» **Written exercise**: Set down the records once more, please, exactly and with the pictures left out.

Data records
=====

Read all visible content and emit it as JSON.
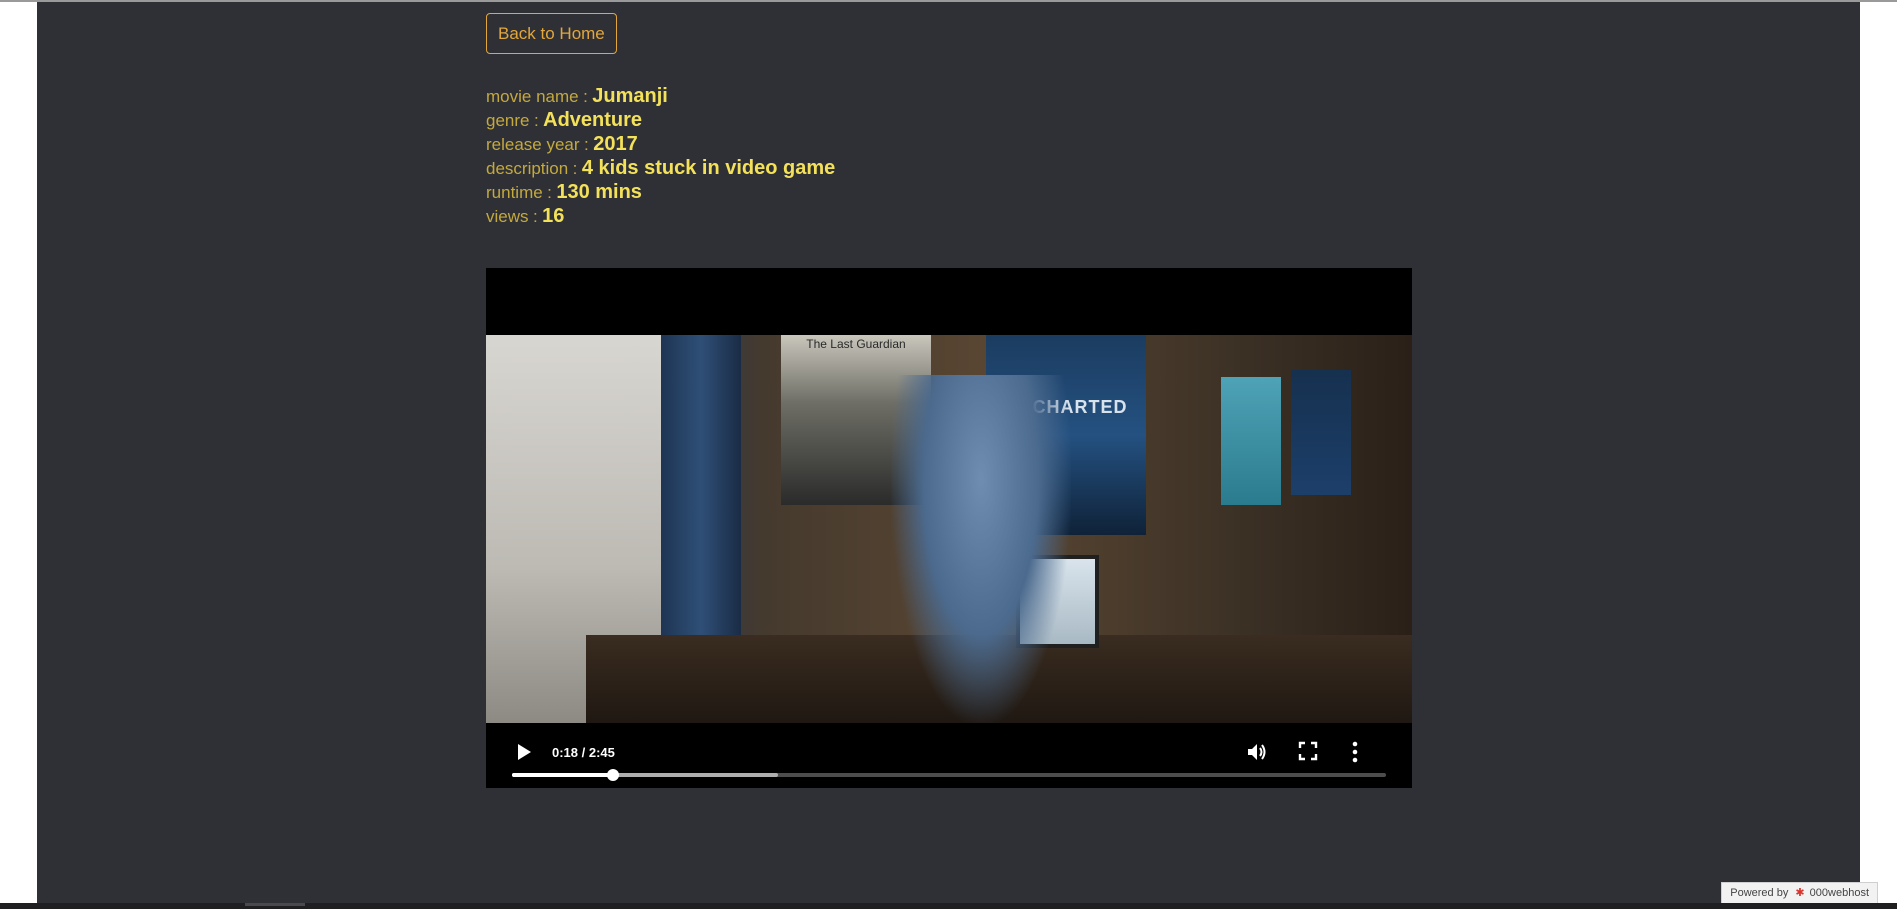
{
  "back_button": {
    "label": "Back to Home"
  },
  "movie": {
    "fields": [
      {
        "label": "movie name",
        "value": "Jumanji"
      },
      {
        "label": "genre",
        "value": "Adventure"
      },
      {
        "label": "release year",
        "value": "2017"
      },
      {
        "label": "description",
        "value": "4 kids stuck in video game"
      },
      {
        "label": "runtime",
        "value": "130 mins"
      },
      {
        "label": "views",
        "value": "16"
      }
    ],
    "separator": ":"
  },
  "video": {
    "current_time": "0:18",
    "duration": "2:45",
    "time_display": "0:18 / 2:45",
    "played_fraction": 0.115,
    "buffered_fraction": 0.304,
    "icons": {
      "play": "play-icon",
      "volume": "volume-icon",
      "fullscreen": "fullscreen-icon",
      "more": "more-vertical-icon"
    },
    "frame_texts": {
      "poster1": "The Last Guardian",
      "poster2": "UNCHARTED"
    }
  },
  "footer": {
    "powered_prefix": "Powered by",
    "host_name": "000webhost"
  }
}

=====

» **Solution**:
Read all visible content and emit it as JSON.
{
  "back_button": {
    "label": "Back to Home"
  },
  "movie": {
    "fields": [
      {
        "label": "movie name",
        "value": "Jumanji"
      },
      {
        "label": "genre",
        "value": "Adventure"
      },
      {
        "label": "release year",
        "value": "2017"
      },
      {
        "label": "description",
        "value": "4 kids stuck in video game"
      },
      {
        "label": "runtime",
        "value": "130 mins"
      },
      {
        "label": "views",
        "value": "16"
      }
    ],
    "separator": ":"
  },
  "video": {
    "current_time": "0:18",
    "duration": "2:45",
    "time_display": "0:18 / 2:45",
    "played_fraction": 0.115,
    "buffered_fraction": 0.304,
    "icons": {
      "play": "play-icon",
      "volume": "volume-icon",
      "fullscreen": "fullscreen-icon",
      "more": "more-vertical-icon"
    },
    "frame_texts": {
      "poster1": "The Last Guardian",
      "poster2": "UNCHARTED"
    }
  },
  "footer": {
    "powered_prefix": "Powered by",
    "host_name": "000webhost"
  }
}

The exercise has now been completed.